▶ _SHORT PROBLEM_
Check each line of the records below and collect those holding "kuna".

▶ _DATASET ENTRIES_
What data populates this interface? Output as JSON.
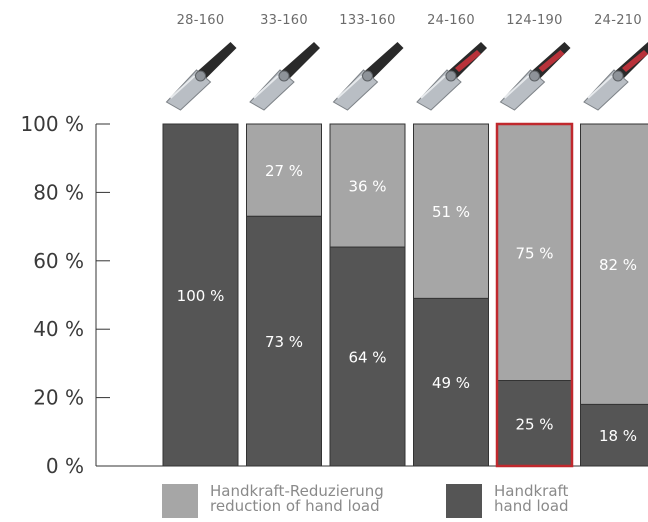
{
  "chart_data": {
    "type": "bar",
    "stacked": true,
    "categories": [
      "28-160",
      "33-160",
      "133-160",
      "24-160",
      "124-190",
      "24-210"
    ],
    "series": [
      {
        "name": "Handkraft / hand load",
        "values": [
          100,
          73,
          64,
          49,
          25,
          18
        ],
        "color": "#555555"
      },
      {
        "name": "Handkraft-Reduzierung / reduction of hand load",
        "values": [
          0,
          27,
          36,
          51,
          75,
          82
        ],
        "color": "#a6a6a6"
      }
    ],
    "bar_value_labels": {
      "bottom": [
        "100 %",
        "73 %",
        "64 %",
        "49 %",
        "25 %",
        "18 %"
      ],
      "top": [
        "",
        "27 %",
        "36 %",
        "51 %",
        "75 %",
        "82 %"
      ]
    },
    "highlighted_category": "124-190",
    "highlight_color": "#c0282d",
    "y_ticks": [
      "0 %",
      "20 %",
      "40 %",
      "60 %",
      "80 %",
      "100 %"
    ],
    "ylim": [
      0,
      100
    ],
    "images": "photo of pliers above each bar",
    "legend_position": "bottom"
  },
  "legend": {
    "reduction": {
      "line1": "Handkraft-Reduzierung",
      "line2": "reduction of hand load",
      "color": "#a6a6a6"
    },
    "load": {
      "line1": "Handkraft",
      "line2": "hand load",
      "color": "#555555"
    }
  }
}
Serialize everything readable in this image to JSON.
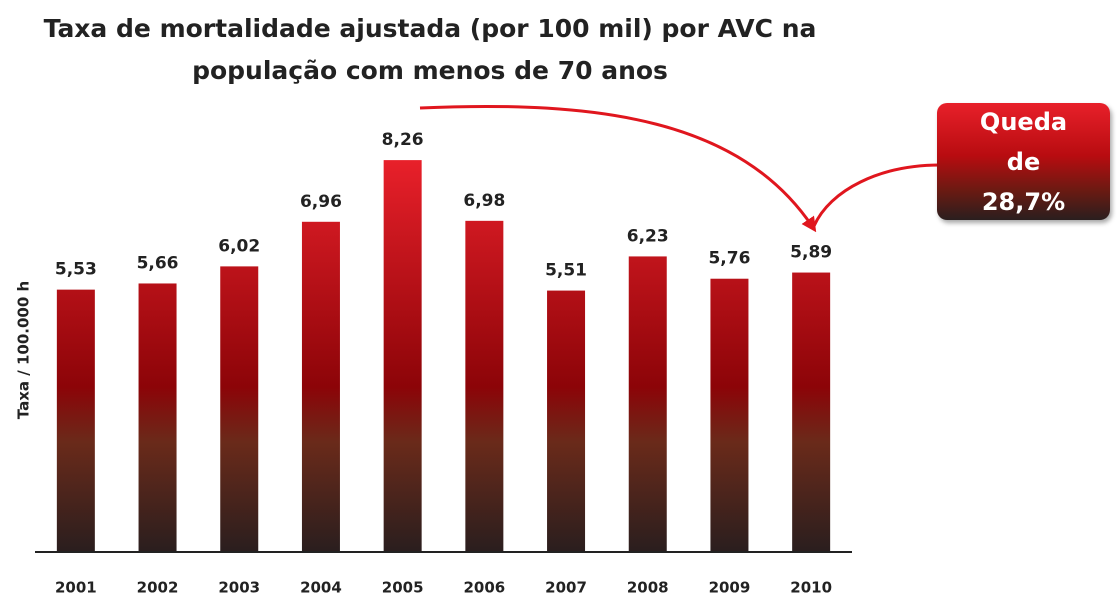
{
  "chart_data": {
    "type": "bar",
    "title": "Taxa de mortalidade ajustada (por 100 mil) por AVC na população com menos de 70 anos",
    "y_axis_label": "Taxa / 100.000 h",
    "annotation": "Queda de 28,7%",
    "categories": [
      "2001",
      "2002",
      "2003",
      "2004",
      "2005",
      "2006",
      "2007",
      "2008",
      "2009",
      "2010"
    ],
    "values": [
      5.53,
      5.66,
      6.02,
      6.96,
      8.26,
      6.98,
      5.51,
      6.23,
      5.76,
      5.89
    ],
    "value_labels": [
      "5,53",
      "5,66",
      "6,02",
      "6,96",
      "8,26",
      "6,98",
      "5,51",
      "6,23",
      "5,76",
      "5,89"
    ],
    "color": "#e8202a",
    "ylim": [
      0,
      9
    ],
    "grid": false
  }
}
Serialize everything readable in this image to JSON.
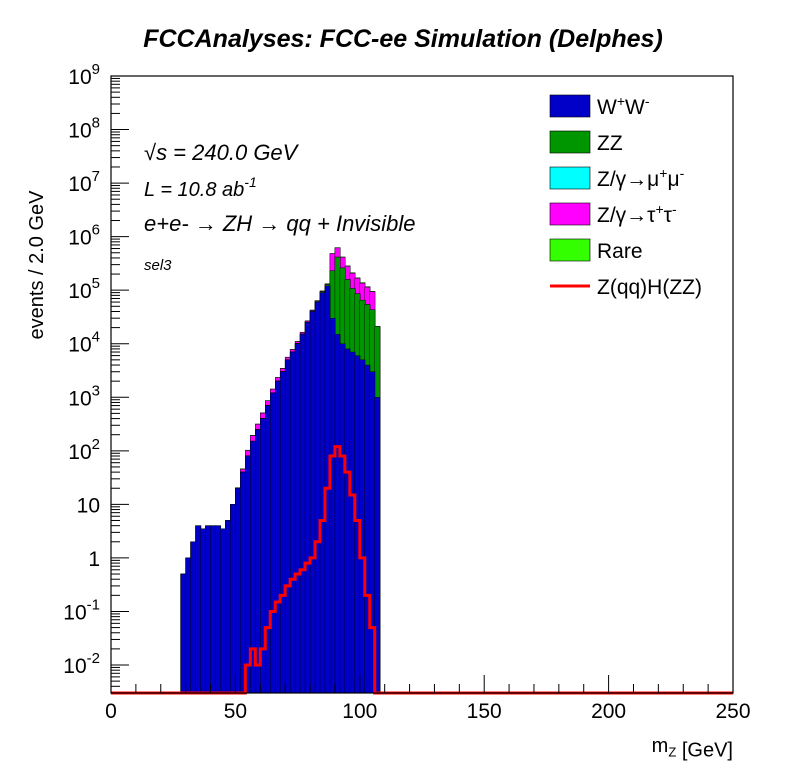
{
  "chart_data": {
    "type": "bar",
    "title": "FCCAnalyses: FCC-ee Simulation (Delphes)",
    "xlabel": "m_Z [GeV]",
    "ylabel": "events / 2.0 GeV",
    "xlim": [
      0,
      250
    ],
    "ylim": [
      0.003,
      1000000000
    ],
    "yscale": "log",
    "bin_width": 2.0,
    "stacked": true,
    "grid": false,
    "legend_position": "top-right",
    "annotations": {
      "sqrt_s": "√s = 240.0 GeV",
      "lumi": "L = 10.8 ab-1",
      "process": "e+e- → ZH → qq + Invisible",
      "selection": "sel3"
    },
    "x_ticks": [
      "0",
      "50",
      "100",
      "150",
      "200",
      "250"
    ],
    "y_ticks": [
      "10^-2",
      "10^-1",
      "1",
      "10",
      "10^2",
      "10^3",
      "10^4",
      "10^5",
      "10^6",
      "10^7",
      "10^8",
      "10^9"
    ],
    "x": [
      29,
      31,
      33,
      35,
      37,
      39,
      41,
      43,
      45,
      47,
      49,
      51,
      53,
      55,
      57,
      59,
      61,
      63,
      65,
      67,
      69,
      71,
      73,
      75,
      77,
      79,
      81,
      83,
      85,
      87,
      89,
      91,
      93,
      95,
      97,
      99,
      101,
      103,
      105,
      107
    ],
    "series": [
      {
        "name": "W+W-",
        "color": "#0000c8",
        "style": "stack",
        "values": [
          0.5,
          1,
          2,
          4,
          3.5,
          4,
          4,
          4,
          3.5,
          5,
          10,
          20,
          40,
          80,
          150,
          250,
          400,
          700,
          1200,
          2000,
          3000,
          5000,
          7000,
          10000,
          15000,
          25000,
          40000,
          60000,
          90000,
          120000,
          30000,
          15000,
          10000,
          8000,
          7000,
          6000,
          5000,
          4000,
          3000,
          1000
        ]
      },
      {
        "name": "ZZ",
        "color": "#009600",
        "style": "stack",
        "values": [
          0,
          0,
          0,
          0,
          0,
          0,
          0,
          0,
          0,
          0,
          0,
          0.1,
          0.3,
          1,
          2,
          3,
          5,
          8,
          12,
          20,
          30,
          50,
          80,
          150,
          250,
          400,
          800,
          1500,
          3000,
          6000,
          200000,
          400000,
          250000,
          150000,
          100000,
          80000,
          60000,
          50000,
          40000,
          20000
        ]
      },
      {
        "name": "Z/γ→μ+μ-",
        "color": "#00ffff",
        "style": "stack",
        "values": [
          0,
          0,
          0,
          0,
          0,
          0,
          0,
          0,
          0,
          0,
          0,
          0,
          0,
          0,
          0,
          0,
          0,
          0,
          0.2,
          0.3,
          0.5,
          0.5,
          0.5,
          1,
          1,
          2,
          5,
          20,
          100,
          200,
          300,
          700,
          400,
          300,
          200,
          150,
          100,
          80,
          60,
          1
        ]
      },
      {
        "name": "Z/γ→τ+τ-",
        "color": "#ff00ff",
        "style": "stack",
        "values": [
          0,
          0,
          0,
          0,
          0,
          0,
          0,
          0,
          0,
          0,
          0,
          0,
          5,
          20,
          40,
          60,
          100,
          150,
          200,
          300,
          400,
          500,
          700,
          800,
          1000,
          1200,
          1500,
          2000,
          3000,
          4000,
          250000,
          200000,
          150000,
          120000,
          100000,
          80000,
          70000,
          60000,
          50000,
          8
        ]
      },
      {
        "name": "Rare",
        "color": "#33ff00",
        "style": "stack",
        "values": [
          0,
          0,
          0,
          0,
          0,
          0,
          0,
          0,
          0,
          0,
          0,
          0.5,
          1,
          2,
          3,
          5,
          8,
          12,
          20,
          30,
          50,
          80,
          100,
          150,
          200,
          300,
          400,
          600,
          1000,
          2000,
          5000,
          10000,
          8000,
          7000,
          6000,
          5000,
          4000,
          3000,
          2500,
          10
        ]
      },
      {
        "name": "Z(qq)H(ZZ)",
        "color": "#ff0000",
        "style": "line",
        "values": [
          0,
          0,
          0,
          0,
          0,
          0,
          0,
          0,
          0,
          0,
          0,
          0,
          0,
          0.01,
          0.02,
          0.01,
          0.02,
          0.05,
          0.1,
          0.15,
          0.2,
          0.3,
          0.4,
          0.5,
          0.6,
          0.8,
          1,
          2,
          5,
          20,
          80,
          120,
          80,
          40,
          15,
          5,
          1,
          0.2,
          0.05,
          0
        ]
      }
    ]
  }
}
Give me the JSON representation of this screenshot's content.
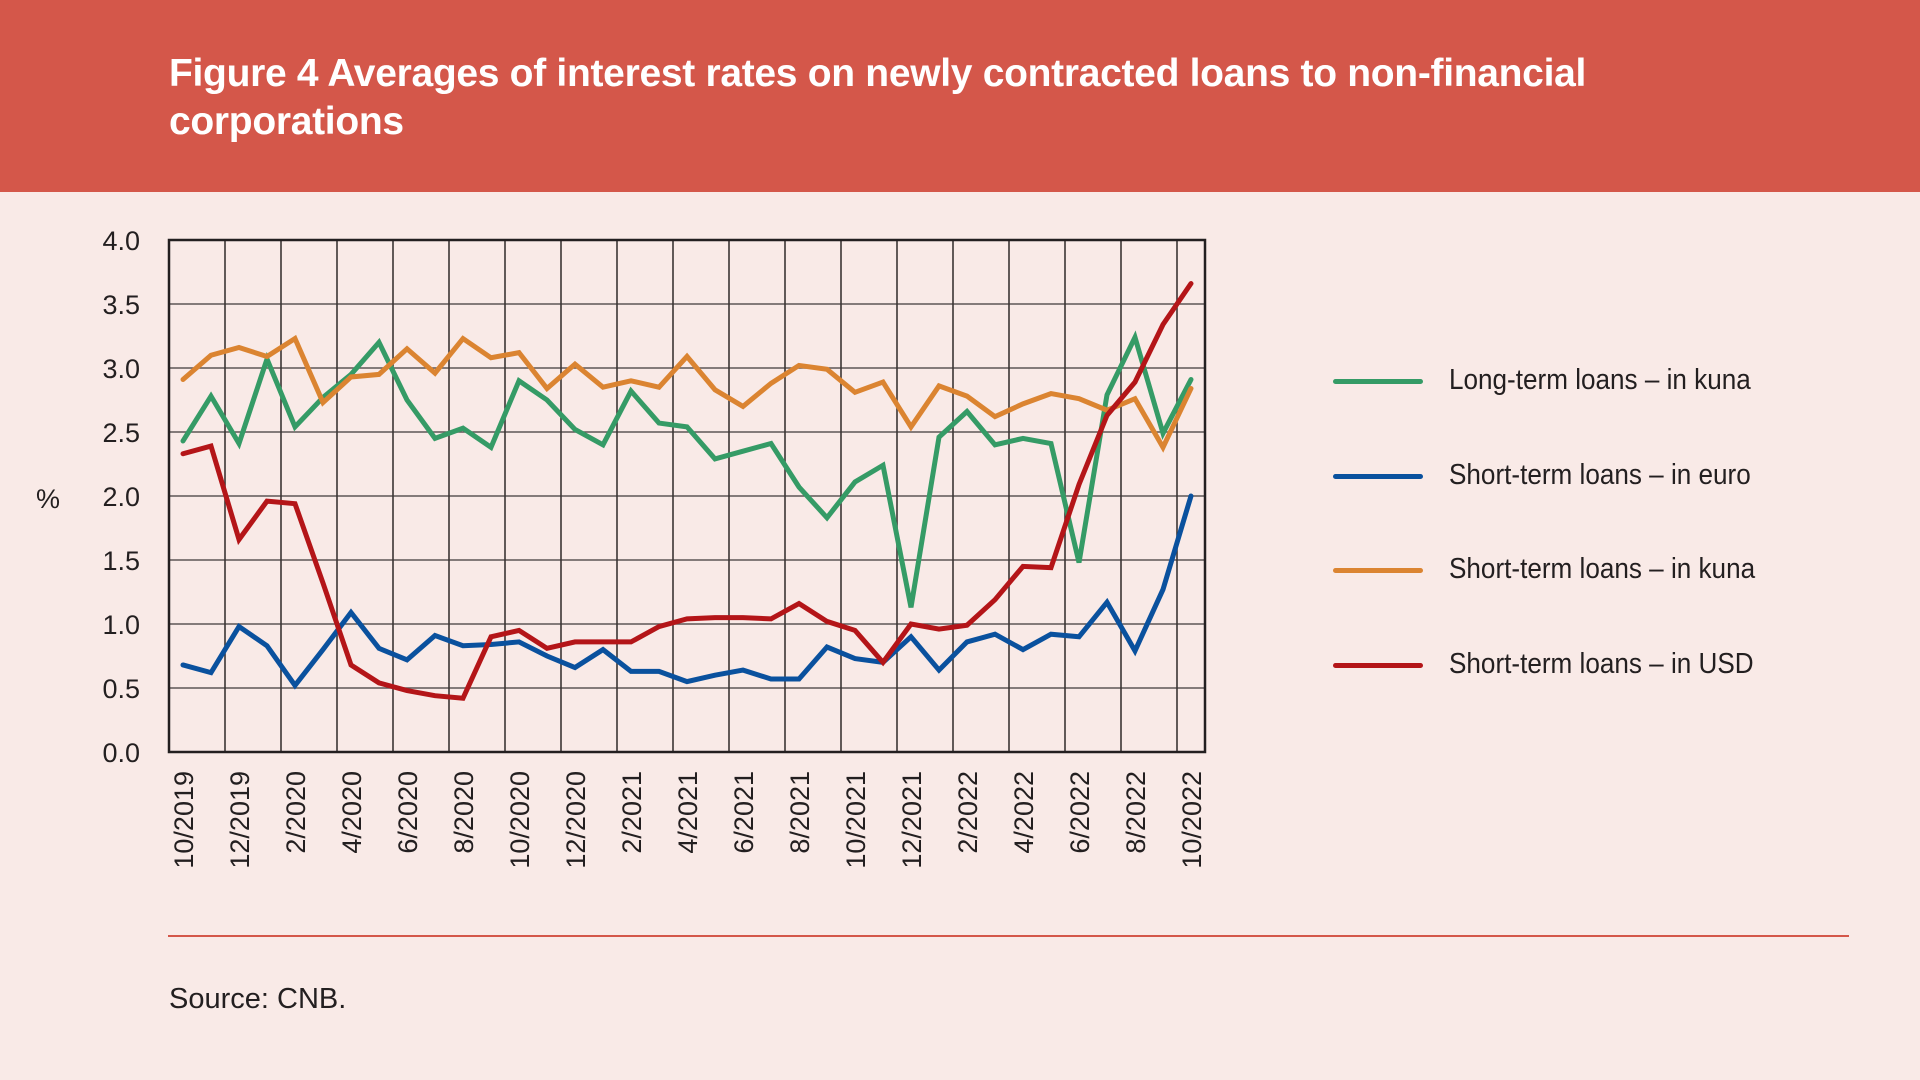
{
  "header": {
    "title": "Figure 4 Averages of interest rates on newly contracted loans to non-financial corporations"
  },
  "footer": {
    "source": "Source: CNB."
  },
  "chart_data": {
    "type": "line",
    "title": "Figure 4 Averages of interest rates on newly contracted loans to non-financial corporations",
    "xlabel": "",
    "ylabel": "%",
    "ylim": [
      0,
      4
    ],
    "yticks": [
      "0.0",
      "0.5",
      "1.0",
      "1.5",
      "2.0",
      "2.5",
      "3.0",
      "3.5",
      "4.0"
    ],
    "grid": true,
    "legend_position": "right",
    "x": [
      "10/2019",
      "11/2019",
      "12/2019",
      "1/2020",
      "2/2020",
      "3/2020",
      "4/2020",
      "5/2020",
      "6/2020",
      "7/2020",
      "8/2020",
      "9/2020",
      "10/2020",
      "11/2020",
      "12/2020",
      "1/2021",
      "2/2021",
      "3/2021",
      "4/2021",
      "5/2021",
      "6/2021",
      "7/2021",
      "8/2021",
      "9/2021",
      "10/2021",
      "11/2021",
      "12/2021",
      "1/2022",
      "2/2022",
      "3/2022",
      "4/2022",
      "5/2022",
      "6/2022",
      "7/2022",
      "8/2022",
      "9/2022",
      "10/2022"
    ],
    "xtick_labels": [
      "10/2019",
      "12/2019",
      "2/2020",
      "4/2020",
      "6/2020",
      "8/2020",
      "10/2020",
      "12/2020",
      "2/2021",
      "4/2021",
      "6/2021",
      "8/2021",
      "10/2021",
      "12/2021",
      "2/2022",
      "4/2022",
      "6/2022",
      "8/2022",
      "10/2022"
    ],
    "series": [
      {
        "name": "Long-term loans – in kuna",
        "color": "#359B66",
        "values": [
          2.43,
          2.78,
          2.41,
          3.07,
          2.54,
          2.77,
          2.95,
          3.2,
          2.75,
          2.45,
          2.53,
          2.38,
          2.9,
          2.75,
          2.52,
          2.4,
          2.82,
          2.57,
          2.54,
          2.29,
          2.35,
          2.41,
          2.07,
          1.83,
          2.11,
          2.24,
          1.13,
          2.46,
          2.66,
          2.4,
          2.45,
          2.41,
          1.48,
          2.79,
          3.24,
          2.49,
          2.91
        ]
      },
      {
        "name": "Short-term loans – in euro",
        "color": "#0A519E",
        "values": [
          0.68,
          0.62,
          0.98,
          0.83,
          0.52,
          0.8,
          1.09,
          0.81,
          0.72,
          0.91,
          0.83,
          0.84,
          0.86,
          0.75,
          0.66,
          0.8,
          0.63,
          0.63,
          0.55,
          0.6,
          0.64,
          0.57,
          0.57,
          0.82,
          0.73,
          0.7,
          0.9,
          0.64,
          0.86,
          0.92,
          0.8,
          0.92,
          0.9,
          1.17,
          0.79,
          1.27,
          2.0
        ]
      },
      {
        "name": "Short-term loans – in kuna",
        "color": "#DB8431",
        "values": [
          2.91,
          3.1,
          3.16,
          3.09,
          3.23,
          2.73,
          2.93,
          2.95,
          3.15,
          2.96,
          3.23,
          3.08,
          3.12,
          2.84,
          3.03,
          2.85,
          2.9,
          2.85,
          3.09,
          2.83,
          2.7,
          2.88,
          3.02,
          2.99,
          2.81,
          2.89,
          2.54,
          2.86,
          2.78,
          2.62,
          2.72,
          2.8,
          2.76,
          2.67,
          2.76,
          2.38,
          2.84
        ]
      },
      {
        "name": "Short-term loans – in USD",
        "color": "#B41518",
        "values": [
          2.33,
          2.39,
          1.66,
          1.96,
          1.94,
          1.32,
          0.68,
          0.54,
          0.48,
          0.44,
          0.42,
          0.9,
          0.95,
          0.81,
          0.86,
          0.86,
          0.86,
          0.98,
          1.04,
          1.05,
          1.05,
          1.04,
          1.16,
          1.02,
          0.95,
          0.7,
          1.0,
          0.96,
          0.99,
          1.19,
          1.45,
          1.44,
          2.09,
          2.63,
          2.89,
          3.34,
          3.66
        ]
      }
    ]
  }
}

▶ _TASK RESULT_
        "name": "Long-term loans – in kuna",
        "name": "Short-term loans – in kuna",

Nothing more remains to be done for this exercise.